(Dataset records)
^^^^

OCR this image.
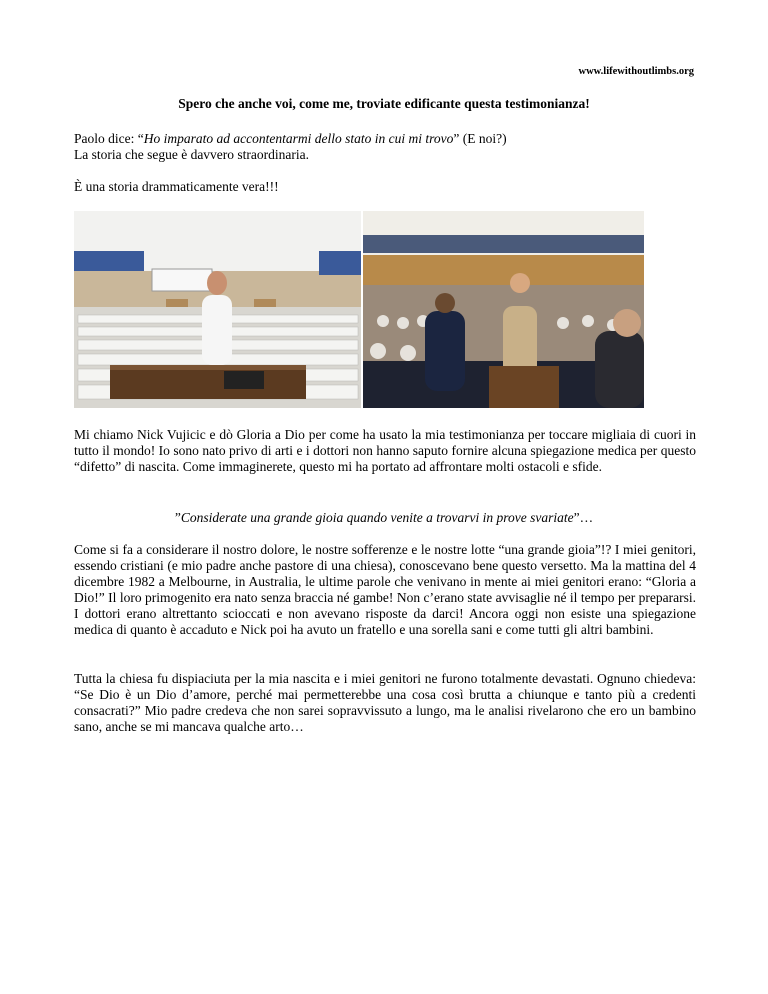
www.lifewithoutlimbs.org
Spero che anche voi, come me, troviate edificante questa testimonianza!
Paolo dice: “Ho imparato ad accontentarmi dello stato in cui mi trovo” (E noi?)
La storia che segue è davvero straordinaria.
È una storia drammaticamente vera!!!
Mi chiamo Nick Vujicic e dò Gloria a Dio per come ha usato la mia testimonianza per toccare migliaia di cuori in tutto il mondo! Io sono nato privo di arti e i dottori non hanno saputo fornire alcuna spiegazione medica per questo “difetto” di nascita. Come immaginerete, questo mi ha portato ad affrontare molti ostacoli e sfide.
”Considerate una grande gioia quando venite a trovarvi in prove svariate”…
Come si fa a considerare il nostro dolore, le nostre sofferenze e le nostre lotte “una grande gioia”!? I miei genitori, essendo cristiani (e mio padre anche pastore di una chiesa), conoscevano bene questo versetto. Ma la mattina del 4 dicembre 1982 a Melbourne, in Australia, le ultime parole che venivano in mente ai miei genitori erano: “Gloria a Dio!” Il loro primogenito era nato senza braccia né gambe! Non c’erano state avvisaglie né il tempo per prepararsi. I dottori erano altrettanto scioccati e non avevano risposte da darci! Ancora oggi non esiste una spiegazione medica di quanto è accaduto e Nick poi ha avuto un fratello e una sorella sani e come tutti gli altri bambini.
Tutta la chiesa fu dispiaciuta per la mia nascita e i miei genitori ne furono totalmente devastati. Ognuno chiedeva: “Se Dio è un Dio d’amore, perché mai permetterebbe una cosa così brutta a chiunque e tanto più a credenti consacrati?” Mio padre credeva che non sarei sopravvissuto a lungo, ma le analisi rivelarono che ero un bambino sano, anche se mi mancava qualche arto…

^^^^

● What you have to do
Extract from the material all lines containing the string "testimonianza".

● Answer to the exercise
Spero che anche voi, come me, troviate edificante questa testimonianza!
Mi chiamo Nick Vujicic e dò Gloria a Dio per come ha usato la mia testimonianza per toccare migliaia di cuori in tutto il mondo! Io sono nato privo di arti e i dottori non hanno saputo fornire alcuna spiegazione medica per questo “difetto” di nascita. Come immaginerete, questo mi ha portato ad affrontare molti ostacoli e sfide.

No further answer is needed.